** BEGIN Supplied records **

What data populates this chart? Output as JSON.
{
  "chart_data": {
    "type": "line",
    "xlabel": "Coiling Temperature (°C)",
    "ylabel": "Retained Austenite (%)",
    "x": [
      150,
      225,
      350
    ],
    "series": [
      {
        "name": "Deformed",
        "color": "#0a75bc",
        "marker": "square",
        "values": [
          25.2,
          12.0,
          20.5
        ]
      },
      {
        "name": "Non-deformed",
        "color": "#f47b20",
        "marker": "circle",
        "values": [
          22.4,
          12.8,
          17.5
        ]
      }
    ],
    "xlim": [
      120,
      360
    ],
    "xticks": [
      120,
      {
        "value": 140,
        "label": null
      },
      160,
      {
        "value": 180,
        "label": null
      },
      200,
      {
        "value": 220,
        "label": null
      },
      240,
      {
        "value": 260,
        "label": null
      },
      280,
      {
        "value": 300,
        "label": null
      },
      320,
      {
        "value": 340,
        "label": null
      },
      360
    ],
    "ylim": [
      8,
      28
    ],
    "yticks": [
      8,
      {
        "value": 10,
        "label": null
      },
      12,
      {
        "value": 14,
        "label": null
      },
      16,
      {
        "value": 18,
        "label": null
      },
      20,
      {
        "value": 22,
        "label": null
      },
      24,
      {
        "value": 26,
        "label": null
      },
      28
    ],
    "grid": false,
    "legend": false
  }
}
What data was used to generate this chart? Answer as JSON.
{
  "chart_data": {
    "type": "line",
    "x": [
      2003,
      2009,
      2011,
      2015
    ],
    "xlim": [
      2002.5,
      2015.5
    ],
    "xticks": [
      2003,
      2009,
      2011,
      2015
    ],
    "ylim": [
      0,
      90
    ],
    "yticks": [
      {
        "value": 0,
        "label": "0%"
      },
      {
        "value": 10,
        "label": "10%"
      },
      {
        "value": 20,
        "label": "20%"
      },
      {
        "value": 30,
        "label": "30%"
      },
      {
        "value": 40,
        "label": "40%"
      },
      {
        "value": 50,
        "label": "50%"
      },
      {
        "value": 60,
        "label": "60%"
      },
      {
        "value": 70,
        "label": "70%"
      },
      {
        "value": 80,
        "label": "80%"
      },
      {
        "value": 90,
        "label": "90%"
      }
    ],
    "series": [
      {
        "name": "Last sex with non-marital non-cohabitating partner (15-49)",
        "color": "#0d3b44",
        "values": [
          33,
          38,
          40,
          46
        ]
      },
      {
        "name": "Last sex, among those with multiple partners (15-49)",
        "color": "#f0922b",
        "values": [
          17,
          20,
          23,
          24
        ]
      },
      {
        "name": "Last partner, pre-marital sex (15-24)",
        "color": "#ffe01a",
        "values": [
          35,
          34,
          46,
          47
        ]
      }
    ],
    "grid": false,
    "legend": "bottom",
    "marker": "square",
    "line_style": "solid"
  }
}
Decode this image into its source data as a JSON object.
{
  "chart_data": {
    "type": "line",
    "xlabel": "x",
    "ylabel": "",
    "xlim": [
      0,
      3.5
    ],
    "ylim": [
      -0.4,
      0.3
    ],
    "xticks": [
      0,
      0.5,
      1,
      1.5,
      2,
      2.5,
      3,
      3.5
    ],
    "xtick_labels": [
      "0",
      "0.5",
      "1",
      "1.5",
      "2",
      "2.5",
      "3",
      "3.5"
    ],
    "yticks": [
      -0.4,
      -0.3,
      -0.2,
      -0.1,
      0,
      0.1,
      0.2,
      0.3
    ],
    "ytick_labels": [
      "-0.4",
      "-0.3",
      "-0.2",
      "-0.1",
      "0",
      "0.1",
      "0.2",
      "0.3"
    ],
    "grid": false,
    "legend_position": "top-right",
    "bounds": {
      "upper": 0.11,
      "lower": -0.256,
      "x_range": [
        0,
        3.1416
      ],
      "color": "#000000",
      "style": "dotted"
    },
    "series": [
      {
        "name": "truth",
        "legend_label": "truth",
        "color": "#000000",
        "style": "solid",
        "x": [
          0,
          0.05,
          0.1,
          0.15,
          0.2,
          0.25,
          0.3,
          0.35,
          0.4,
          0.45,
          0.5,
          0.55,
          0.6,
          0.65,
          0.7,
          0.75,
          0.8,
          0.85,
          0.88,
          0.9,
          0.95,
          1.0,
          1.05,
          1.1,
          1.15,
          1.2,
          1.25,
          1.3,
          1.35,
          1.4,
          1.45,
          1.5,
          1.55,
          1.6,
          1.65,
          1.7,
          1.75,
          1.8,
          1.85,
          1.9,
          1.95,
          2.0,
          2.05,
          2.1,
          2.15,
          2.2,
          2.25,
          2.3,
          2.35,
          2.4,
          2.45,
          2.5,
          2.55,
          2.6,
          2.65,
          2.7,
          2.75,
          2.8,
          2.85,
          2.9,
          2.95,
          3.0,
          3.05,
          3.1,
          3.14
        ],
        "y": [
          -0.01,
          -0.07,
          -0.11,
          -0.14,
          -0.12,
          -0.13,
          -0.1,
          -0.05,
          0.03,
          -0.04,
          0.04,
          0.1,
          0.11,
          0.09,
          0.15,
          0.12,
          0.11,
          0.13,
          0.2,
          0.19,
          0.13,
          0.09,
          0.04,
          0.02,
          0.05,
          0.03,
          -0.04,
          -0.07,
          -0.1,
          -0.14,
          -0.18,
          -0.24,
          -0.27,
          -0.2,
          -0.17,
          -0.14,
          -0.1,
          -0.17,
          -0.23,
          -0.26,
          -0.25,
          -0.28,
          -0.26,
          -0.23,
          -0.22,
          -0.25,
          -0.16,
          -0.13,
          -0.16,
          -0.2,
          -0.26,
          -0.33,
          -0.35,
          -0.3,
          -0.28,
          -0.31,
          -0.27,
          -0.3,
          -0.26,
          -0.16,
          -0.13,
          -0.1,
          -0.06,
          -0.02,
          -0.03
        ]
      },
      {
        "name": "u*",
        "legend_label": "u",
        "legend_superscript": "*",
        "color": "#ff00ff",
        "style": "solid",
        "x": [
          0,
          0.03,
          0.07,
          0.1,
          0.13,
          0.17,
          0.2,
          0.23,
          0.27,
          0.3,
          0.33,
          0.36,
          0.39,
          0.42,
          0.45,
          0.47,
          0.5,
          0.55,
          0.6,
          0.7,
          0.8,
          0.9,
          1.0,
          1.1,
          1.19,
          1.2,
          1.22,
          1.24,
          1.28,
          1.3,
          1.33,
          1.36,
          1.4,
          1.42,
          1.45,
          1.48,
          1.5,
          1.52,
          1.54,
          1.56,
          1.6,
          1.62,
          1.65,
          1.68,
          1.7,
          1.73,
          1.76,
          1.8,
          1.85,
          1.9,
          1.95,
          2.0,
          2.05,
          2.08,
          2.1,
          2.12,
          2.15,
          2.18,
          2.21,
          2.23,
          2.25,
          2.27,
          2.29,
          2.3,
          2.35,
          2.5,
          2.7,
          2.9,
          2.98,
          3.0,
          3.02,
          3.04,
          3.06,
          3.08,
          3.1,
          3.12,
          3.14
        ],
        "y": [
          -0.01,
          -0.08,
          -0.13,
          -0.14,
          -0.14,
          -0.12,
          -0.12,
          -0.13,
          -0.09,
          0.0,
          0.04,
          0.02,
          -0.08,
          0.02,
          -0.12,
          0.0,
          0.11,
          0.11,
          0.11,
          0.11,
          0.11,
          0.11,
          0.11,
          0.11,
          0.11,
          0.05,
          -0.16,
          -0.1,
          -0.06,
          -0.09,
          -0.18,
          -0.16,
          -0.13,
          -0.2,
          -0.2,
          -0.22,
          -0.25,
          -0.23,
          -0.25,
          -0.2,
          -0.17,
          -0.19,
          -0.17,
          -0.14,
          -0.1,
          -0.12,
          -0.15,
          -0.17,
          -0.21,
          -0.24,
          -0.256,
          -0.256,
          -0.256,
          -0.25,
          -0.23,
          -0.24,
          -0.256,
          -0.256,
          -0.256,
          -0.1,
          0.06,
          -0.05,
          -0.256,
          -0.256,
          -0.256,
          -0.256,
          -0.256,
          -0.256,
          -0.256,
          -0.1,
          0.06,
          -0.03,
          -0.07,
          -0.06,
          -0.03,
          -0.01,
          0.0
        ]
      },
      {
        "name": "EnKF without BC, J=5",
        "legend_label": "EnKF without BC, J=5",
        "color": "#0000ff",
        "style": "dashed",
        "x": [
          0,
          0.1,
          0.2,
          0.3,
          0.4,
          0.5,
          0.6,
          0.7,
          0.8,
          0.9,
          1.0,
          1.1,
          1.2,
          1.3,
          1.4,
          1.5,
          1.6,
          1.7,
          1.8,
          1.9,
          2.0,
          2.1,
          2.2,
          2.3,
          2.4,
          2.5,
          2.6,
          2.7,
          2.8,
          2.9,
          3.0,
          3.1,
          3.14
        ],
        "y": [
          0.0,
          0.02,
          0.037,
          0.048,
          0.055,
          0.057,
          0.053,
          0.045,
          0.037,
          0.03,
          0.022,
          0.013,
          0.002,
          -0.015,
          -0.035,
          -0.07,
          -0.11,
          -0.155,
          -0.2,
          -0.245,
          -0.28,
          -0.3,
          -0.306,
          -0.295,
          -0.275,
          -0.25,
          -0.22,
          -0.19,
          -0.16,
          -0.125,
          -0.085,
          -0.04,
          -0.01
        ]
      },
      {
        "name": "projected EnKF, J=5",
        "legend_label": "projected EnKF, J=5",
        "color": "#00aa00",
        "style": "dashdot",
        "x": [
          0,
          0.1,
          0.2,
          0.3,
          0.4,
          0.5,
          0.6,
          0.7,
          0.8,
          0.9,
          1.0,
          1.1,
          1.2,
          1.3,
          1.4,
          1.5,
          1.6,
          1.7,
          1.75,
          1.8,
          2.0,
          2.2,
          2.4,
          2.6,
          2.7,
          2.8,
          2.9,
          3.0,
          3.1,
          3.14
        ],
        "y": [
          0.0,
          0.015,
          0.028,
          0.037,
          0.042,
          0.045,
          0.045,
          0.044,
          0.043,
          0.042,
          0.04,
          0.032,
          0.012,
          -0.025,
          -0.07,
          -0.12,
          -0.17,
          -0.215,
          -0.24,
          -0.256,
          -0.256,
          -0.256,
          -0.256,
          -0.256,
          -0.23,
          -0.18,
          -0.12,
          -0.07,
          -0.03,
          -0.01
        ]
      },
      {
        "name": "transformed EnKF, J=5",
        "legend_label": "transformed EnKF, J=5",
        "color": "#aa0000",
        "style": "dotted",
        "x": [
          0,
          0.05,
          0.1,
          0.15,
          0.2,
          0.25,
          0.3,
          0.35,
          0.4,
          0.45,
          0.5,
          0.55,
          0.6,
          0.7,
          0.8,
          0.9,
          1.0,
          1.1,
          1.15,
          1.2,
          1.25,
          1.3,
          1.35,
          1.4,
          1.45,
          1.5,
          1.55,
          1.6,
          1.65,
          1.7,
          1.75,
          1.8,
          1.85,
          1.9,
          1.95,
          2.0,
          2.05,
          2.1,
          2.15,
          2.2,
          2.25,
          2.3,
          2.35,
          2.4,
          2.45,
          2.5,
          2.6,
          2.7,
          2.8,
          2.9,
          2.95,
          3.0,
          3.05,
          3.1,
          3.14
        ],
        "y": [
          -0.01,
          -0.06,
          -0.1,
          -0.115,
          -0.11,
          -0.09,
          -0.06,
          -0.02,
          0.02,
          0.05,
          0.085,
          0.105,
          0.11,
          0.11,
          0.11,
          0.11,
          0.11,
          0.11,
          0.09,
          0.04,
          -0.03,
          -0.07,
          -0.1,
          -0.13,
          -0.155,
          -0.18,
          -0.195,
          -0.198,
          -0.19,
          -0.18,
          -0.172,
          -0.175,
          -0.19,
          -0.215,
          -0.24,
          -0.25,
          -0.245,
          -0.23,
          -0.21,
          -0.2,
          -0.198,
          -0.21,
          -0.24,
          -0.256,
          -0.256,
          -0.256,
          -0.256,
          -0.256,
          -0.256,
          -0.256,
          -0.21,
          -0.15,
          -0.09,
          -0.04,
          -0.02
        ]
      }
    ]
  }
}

** END Supplied records **

Task details => Return every line above in which the string "JSON" occurs.

Exercise result =>
What data populates this chart? Output as JSON.
What data was used to generate this chart? Answer as JSON.
Decode this image into its source data as a JSON object.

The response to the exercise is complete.